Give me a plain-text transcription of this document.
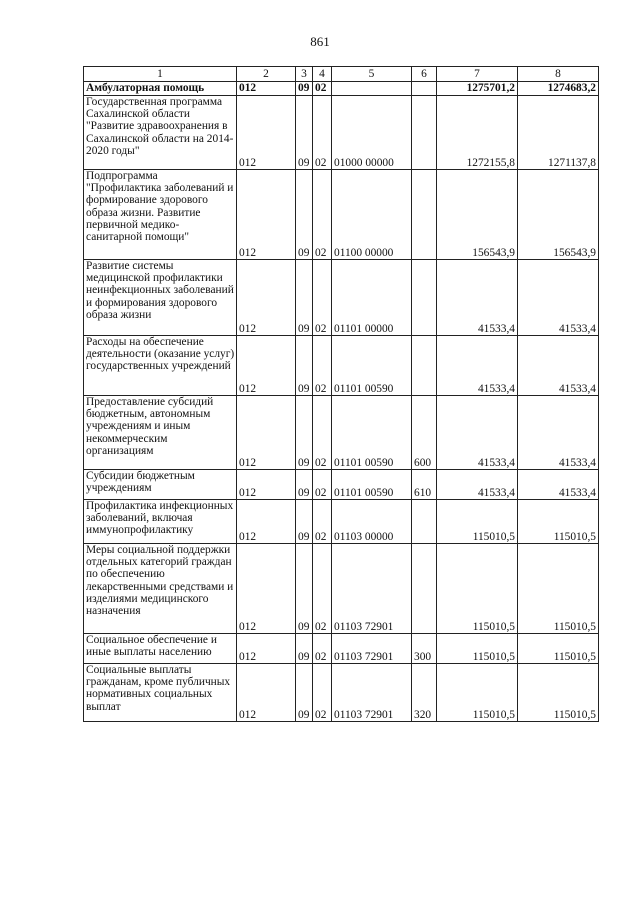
861
1	2	3	4	5	6	7	8
Амбулаторная помощь	012	09	02			1275701,2	1274683,2
Государственная программа Сахалинской области "Развитие здравоохранения в Сахалинской области на 2014-2020 годы"	012	09	02	01000 00000		1272155,8	1271137,8
Подпрограмма "Профилактика заболеваний и формирование здорового образа жизни. Развитие первичной медико-санитарной помощи"	012	09	02	01100 00000		156543,9	156543,9
Развитие системы медицинской профилактики неинфекционных заболеваний и формирования здорового образа жизни	012	09	02	01101 00000		41533,4	41533,4
Расходы на обеспечение деятельности (оказание услуг) государственных учреждений	012	09	02	01101 00590		41533,4	41533,4
Предоставление субсидий бюджетным, автономным учреждениям и иным некоммерческим организациям	012	09	02	01101 00590	600	41533,4	41533,4
Субсидии бюджетным учреждениям	012	09	02	01101 00590	610	41533,4	41533,4
Профилактика инфекционных заболеваний, включая иммунопрофилактику	012	09	02	01103 00000		115010,5	115010,5
Меры социальной поддержки отдельных категорий граждан по обеспечению лекарственными средствами и изделиями медицинского назначения	012	09	02	01103 72901		115010,5	115010,5
Социальное обеспечение и иные выплаты населению	012	09	02	01103 72901	300	115010,5	115010,5
Социальные выплаты гражданам, кроме публичных нормативных социальных выплат	012	09	02	01103 72901	320	115010,5	115010,5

== == ==

What you have to do: Answer only with how many lines in the records include "образа".

Solution to this problem: 2